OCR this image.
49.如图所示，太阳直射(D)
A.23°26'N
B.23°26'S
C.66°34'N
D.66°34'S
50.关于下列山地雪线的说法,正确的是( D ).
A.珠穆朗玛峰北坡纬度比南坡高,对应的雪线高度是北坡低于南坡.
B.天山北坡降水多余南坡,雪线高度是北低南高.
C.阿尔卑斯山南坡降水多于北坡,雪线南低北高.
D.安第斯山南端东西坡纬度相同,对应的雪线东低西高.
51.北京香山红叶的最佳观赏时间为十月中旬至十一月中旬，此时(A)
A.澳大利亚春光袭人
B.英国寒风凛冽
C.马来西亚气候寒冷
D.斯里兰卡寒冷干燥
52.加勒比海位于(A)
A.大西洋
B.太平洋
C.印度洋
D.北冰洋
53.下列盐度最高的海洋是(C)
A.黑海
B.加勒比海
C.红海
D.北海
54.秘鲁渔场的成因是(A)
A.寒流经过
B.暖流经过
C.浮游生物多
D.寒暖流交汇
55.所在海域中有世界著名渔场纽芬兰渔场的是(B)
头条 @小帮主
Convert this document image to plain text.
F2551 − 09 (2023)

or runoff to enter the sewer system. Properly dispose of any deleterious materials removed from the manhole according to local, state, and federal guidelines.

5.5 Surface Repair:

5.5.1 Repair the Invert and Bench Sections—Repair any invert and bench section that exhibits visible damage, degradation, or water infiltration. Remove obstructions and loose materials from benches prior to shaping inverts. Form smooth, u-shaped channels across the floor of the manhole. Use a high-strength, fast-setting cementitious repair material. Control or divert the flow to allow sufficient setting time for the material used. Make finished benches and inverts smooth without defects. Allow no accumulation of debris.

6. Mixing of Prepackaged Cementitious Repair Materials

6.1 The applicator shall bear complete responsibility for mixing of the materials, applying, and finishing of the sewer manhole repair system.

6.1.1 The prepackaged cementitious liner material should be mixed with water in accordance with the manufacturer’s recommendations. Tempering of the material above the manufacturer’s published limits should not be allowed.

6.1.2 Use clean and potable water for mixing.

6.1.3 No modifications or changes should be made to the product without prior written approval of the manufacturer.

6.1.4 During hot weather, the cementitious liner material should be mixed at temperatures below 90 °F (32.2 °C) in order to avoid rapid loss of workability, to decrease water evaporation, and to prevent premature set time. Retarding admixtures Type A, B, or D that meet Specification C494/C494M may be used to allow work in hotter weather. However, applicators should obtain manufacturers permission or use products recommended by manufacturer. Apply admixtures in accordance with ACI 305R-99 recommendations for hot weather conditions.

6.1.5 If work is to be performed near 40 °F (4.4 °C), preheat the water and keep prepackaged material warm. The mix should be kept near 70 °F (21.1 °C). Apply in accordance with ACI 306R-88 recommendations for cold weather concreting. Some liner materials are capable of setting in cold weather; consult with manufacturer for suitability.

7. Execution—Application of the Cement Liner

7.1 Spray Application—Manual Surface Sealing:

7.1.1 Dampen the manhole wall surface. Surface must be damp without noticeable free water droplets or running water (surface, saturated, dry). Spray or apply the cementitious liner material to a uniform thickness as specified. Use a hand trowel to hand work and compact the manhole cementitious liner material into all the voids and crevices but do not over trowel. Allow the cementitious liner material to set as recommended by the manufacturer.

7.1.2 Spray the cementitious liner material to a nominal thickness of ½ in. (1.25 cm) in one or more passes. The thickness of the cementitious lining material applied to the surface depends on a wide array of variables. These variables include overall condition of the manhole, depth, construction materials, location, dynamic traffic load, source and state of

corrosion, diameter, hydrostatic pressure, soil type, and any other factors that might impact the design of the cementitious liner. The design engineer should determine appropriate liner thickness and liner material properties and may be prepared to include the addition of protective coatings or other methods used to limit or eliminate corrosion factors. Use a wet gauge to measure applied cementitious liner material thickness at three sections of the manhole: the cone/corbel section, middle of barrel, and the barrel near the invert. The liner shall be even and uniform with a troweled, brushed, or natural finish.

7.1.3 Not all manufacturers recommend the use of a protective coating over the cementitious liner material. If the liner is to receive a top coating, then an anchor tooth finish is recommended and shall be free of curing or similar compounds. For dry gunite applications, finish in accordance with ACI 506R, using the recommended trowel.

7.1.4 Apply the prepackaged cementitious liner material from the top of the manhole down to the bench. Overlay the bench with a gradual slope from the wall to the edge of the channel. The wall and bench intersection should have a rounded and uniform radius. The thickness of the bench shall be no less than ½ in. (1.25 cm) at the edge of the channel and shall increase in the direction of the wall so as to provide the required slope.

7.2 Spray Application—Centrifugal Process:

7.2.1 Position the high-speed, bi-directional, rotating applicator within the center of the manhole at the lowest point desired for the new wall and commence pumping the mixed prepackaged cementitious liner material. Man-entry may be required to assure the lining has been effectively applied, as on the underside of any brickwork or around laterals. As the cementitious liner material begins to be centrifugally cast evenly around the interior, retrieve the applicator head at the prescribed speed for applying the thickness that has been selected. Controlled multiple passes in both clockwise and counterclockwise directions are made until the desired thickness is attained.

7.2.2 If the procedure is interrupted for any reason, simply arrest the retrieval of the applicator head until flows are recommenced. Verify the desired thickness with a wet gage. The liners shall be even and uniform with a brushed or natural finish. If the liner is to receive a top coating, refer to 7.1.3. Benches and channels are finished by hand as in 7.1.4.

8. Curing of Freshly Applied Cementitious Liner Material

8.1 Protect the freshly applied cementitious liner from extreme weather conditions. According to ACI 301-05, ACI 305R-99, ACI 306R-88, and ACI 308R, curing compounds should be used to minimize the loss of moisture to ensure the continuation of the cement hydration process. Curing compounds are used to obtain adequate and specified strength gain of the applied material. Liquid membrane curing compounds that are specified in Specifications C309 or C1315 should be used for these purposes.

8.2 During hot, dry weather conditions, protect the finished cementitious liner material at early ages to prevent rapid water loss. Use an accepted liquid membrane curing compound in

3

----

**Objective:** Above are the records. Identify each line that contains the word "system".

**Result:**
or runoff to enter the sewer system. Properly dispose of any deleterious materials removed from the manhole according to local, state, and federal guidelines.
6.1 The applicator shall bear complete responsibility for mixing of the materials, applying, and finishing of the sewer manhole repair system.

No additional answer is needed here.